# STATED EXERCISE
Where the string "окна" occurs in the material below, report the whole line.

=-=-=

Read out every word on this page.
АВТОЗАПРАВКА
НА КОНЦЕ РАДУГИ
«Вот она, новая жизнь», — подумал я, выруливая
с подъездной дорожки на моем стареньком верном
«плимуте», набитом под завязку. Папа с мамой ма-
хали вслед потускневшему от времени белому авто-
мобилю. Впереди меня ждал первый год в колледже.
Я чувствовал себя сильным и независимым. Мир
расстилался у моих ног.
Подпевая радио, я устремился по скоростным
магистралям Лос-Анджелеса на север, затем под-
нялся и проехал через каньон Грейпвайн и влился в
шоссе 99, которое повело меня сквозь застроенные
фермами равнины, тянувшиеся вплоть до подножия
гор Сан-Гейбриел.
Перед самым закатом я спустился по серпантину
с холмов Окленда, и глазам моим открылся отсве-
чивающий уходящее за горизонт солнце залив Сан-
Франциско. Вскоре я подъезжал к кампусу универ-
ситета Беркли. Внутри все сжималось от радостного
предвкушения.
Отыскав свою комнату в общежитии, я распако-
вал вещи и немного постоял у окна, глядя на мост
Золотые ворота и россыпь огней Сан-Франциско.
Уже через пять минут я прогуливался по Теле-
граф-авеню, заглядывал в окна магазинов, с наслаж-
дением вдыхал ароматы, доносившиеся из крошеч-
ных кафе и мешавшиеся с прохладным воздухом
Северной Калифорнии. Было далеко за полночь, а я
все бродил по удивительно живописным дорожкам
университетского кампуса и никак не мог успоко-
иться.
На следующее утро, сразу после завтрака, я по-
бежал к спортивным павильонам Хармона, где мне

=-=-=

# REPLY
вал вещи и немного постоял у окна, глядя на мост
граф-авеню, заглядывал в окна магазинов, с наслаж-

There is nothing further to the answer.